[Start]

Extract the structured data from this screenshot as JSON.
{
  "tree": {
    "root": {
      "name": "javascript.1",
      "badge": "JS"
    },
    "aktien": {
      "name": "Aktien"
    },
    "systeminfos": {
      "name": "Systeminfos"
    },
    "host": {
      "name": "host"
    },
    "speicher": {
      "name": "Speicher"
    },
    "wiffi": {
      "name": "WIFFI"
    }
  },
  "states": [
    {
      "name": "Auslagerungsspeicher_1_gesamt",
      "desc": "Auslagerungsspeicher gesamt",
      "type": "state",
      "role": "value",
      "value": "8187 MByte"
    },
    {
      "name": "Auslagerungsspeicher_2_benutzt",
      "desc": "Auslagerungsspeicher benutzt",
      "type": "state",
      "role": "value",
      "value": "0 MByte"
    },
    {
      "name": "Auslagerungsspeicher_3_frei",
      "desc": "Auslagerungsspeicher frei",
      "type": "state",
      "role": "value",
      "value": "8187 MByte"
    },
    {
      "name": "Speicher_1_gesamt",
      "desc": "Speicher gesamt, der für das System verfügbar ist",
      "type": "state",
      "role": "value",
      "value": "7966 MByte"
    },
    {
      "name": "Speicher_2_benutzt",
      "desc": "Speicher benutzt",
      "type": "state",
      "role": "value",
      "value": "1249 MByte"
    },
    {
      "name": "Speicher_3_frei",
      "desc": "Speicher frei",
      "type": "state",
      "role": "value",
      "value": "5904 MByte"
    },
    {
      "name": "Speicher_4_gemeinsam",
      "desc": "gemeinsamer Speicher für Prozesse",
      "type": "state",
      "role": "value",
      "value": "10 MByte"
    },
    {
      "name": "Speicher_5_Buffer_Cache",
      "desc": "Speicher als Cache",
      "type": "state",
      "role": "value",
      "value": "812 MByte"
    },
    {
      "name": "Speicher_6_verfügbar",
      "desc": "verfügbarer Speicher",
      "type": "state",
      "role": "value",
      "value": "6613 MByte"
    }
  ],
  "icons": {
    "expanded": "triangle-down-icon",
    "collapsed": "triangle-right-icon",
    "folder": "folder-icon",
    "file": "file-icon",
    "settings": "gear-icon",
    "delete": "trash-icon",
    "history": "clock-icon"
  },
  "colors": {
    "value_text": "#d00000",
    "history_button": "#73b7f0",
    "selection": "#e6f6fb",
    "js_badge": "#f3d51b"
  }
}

[End]

# WHAT TO WORK ON
Report how many lines of the entries hold the string "MByte". Provide the number alone.

# SOLUTION FOR THIS TASK
9